— What is needed —
Here are some entries; quote each one exactly.

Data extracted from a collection
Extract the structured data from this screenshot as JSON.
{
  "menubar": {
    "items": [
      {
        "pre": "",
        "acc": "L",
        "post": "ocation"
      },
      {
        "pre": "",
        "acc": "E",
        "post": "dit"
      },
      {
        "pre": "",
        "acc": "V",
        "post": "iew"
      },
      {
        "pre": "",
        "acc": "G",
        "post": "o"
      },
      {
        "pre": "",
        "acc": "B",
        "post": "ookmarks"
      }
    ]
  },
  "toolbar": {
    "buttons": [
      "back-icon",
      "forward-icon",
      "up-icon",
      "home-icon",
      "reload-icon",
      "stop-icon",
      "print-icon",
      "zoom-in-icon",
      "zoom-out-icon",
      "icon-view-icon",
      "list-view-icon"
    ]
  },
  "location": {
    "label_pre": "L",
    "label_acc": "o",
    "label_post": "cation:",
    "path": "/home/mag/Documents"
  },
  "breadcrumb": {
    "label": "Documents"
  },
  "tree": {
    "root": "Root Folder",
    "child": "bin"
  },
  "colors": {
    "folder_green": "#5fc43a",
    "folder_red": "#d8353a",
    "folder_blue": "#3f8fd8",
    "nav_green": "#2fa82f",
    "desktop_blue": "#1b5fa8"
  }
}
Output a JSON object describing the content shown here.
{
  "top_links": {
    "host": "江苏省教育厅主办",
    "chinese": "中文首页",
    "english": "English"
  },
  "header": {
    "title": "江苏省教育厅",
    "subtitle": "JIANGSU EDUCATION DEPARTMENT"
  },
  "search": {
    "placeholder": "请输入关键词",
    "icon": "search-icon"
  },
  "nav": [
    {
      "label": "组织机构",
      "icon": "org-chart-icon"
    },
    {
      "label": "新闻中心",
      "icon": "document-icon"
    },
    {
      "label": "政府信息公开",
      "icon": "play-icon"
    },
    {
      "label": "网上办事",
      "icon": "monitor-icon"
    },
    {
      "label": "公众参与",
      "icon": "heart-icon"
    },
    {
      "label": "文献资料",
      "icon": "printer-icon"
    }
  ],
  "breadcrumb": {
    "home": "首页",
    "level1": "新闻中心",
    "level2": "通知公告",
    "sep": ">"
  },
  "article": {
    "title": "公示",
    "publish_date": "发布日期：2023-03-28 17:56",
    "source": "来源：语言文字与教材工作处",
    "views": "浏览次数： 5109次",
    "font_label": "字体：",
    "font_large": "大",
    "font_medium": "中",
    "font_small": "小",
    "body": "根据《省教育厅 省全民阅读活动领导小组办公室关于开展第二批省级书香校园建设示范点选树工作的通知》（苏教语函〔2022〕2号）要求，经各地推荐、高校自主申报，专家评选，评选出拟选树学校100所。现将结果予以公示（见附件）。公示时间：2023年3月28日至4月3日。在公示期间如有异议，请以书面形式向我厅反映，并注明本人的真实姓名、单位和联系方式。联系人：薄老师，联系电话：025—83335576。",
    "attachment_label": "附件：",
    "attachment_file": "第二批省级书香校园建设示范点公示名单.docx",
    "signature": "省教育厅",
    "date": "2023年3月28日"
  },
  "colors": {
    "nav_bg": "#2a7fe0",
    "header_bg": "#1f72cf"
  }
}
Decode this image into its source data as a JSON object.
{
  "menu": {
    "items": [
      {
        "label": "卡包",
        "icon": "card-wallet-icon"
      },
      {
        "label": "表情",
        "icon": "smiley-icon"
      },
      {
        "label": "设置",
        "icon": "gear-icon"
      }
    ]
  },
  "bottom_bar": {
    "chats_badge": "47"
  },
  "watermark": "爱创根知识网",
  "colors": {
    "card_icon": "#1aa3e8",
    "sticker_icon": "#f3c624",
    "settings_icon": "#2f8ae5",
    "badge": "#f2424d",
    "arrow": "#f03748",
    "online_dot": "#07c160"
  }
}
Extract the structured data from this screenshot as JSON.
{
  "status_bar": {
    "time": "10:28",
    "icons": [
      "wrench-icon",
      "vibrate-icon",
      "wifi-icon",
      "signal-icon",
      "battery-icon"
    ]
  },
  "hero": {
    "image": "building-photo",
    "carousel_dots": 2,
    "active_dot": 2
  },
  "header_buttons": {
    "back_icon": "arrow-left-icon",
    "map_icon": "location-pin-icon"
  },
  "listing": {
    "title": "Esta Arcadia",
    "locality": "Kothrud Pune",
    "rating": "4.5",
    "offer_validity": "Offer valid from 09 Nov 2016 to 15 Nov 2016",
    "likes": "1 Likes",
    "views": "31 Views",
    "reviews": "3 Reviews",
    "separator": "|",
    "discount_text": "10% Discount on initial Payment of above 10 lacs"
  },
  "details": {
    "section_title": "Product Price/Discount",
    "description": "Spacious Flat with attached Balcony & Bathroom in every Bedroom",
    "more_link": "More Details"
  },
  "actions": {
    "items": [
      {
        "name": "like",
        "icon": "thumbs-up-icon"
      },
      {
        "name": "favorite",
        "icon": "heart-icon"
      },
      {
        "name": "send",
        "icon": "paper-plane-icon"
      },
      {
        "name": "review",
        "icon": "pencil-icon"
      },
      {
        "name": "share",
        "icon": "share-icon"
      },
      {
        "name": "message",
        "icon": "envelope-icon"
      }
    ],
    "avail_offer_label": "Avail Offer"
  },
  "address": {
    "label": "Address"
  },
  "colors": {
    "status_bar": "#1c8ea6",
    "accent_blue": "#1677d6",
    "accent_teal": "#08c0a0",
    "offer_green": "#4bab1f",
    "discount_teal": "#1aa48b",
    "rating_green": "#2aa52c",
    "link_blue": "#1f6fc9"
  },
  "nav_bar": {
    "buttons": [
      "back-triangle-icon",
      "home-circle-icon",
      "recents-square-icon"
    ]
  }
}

— Finished exercise —
Extract the structured data from this screenshot as JSON.
{
  "menubar": {
    "items": [
      {
        "pre": "",
        "acc": "L",
        "post": "ocation"
      },
      {
        "pre": "",
        "acc": "E",
        "post": "dit"
      },
      {
        "pre": "",
        "acc": "V",
        "post": "iew"
      },
      {
        "pre": "",
        "acc": "G",
        "post": "o"
      },
      {
        "pre": "",
        "acc": "B",
        "post": "ookmarks"
      }
    ]
  },
  "toolbar": {
    "buttons": [
      "back-icon",
      "forward-icon",
      "up-icon",
      "home-icon",
      "reload-icon",
      "stop-icon",
      "print-icon",
      "zoom-in-icon",
      "zoom-out-icon",
      "icon-view-icon",
      "list-view-icon"
    ]
  },
  "location": {
    "label_pre": "L",
    "label_acc": "o",
    "label_post": "cation:",
    "path": "/home/mag/Documents"
  },
  "breadcrumb": {
    "label": "Documents"
  },
  "tree": {
    "root": "Root Folder",
    "child": "bin"
  },
  "colors": {
    "folder_green": "#5fc43a",
    "folder_red": "#d8353a",
    "folder_blue": "#3f8fd8",
    "nav_green": "#2fa82f",
    "desktop_blue": "#1b5fa8"
  }
}
Output a JSON object describing the content shown here.
{
  "top_links": {
    "host": "江苏省教育厅主办",
    "chinese": "中文首页",
    "english": "English"
  },
  "header": {
    "title": "江苏省教育厅",
    "subtitle": "JIANGSU EDUCATION DEPARTMENT"
  },
  "search": {
    "placeholder": "请输入关键词",
    "icon": "search-icon"
  },
  "nav": [
    {
      "label": "组织机构",
      "icon": "org-chart-icon"
    },
    {
      "label": "新闻中心",
      "icon": "document-icon"
    },
    {
      "label": "政府信息公开",
      "icon": "play-icon"
    },
    {
      "label": "网上办事",
      "icon": "monitor-icon"
    },
    {
      "label": "公众参与",
      "icon": "heart-icon"
    },
    {
      "label": "文献资料",
      "icon": "printer-icon"
    }
  ],
  "breadcrumb": {
    "home": "首页",
    "level1": "新闻中心",
    "level2": "通知公告",
    "sep": ">"
  },
  "article": {
    "title": "公示",
    "publish_date": "发布日期：2023-03-28 17:56",
    "source": "来源：语言文字与教材工作处",
    "views": "浏览次数： 5109次",
    "font_label": "字体：",
    "font_large": "大",
    "font_medium": "中",
    "font_small": "小",
    "body": "根据《省教育厅 省全民阅读活动领导小组办公室关于开展第二批省级书香校园建设示范点选树工作的通知》（苏教语函〔2022〕2号）要求，经各地推荐、高校自主申报，专家评选，评选出拟选树学校100所。现将结果予以公示（见附件）。公示时间：2023年3月28日至4月3日。在公示期间如有异议，请以书面形式向我厅反映，并注明本人的真实姓名、单位和联系方式。联系人：薄老师，联系电话：025—83335576。",
    "attachment_label": "附件：",
    "attachment_file": "第二批省级书香校园建设示范点公示名单.docx",
    "signature": "省教育厅",
    "date": "2023年3月28日"
  },
  "colors": {
    "nav_bg": "#2a7fe0",
    "header_bg": "#1f72cf"
  }
}
Decode this image into its source data as a JSON object.
{
  "menu": {
    "items": [
      {
        "label": "卡包",
        "icon": "card-wallet-icon"
      },
      {
        "label": "表情",
        "icon": "smiley-icon"
      },
      {
        "label": "设置",
        "icon": "gear-icon"
      }
    ]
  },
  "bottom_bar": {
    "chats_badge": "47"
  },
  "watermark": "爱创根知识网",
  "colors": {
    "card_icon": "#1aa3e8",
    "sticker_icon": "#f3c624",
    "settings_icon": "#2f8ae5",
    "badge": "#f2424d",
    "arrow": "#f03748",
    "online_dot": "#07c160"
  }
}
Extract the structured data from this screenshot as JSON.
{
  "status_bar": {
    "time": "10:28",
    "icons": [
      "wrench-icon",
      "vibrate-icon",
      "wifi-icon",
      "signal-icon",
      "battery-icon"
    ]
  },
  "hero": {
    "image": "building-photo",
    "carousel_dots": 2,
    "active_dot": 2
  },
  "header_buttons": {
    "back_icon": "arrow-left-icon",
    "map_icon": "location-pin-icon"
  },
  "listing": {
    "title": "Esta Arcadia",
    "locality": "Kothrud Pune",
    "rating": "4.5",
    "offer_validity": "Offer valid from 09 Nov 2016 to 15 Nov 2016",
    "likes": "1 Likes",
    "views": "31 Views",
    "reviews": "3 Reviews",
    "separator": "|",
    "discount_text": "10% Discount on initial Payment of above 10 lacs"
  },
  "details": {
    "section_title": "Product Price/Discount",
    "description": "Spacious Flat with attached Balcony & Bathroom in every Bedroom",
    "more_link": "More Details"
  },
  "actions": {
    "items": [
      {
        "name": "like",
        "icon": "thumbs-up-icon"
      },
      {
        "name": "favorite",
        "icon": "heart-icon"
      },
      {
        "name": "send",
        "icon": "paper-plane-icon"
      },
      {
        "name": "review",
        "icon": "pencil-icon"
      },
      {
        "name": "share",
        "icon": "share-icon"
      },
      {
        "name": "message",
        "icon": "envelope-icon"
      }
    ],
    "avail_offer_label": "Avail Offer"
  },
  "address": {
    "label": "Address"
  },
  "colors": {
    "status_bar": "#1c8ea6",
    "accent_blue": "#1677d6",
    "accent_teal": "#08c0a0",
    "offer_green": "#4bab1f",
    "discount_teal": "#1aa48b",
    "rating_green": "#2aa52c",
    "link_blue": "#1f6fc9"
  },
  "nav_bar": {
    "buttons": [
      "back-triangle-icon",
      "home-circle-icon",
      "recents-square-icon"
    ]
  }
}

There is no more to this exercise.